Extrait du texte =>
L’experte du temps Anna Jelen à propos de la valeur unique de l’instant présent.

«Je ne donne plus de conseils.»

«Je ne donne plus de conseils.»

Anna Jelen, experte en temps, nous parle de la vie dans les files d’attente, des journées trop courtes et de son parcours semé d’embûches vers la connaissance. L’inspiration, sans être elle-même extraordinaire, peut engendrer des choses qui le sont: une pensée, un moment, une histoire. L’inspiration est une étincelle, et cette étincelle est souvent une personne. Anna Jelen, «The Time Expert», est une véritable bombe à étincelles. Ce terme n’existe pas. Nous l’avons inventé à la suite de l’événement She’s Mercedes «Power of the mind» d’août dernier, durant lequel nous avons fait la connaissance d’Anna Jelen. Cette artiste de 44 ans, originaire d’Arosa, nous parle de son rapport au temps et de sa transformation au fil du temps.

 

Madame Jelen, comment êtes-vous devenue experte en temps?
 

Anna Jelen: avec le temps (rires). Ma carrière suivait son cours dans un groupe international. En plus de mon travail, j’y animais des ateliers sur la prise de parole en public et la gestion du temps. Finalement, j’en suis arrivée à un point où j’ai dû admettre queje ne pouvais plus faire progresser mes idées au sein de cette organisation. J’ai donc démissionné et je me suis installée à mon compte. Dans un premier temps, ce fut une désillusion.

Données =>

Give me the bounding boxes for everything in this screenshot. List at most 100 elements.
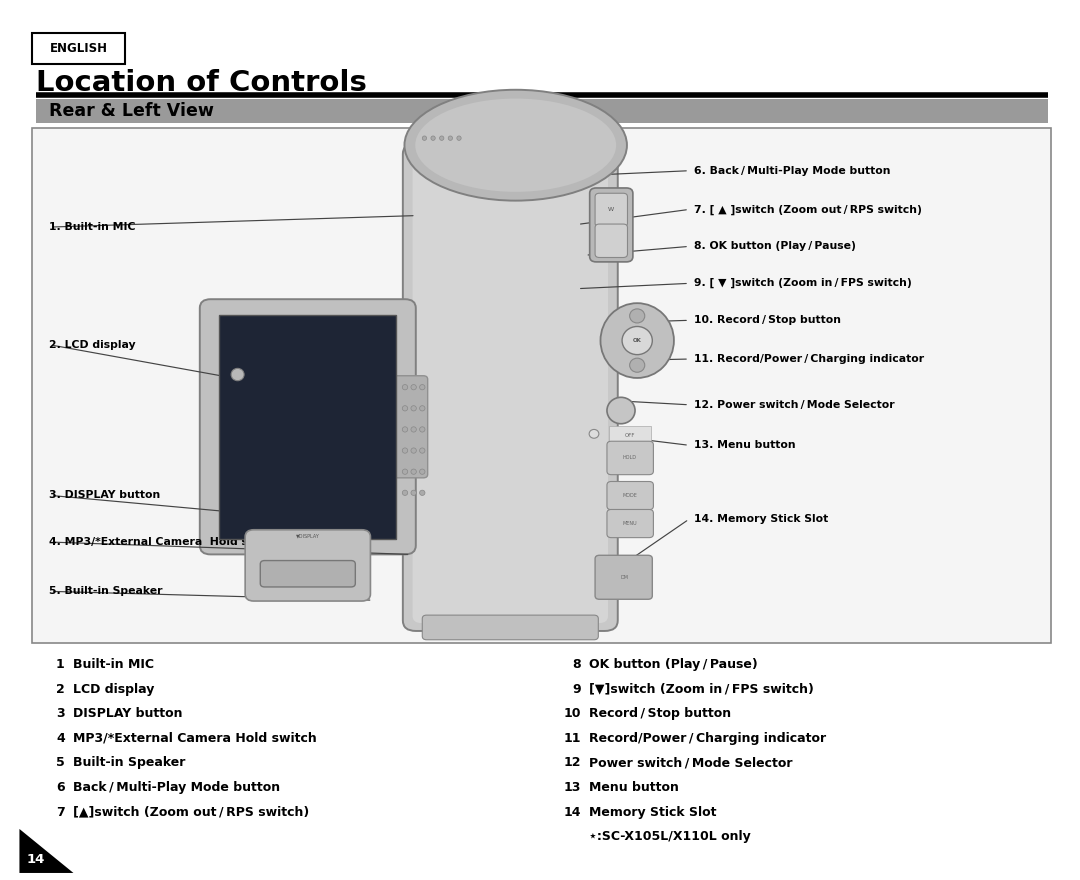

À faire =>
Extrayez sans rien modifier le passage de l'entretien avec Anna Jelen qui commence aux mots « Madame Jelen, comment » et s'arrête après « fut une désillusion. ».

Réponse rédigée =>
Madame Jelen, comment êtes-vous devenue experte en temps?
 

Anna Jelen: avec le temps (rires). Ma carrière suivait son cours dans un groupe international. En plus de mon travail, j’y animais des ateliers sur la prise de parole en public et la gestion du temps. Finalement, j’en suis arrivée à un point où j’ai dû admettre queje ne pouvais plus faire progresser mes idées au sein de cette organisation. J’ai donc démissionné et je me suis installée à mon compte. Dans un premier temps, ce fut une désillusion.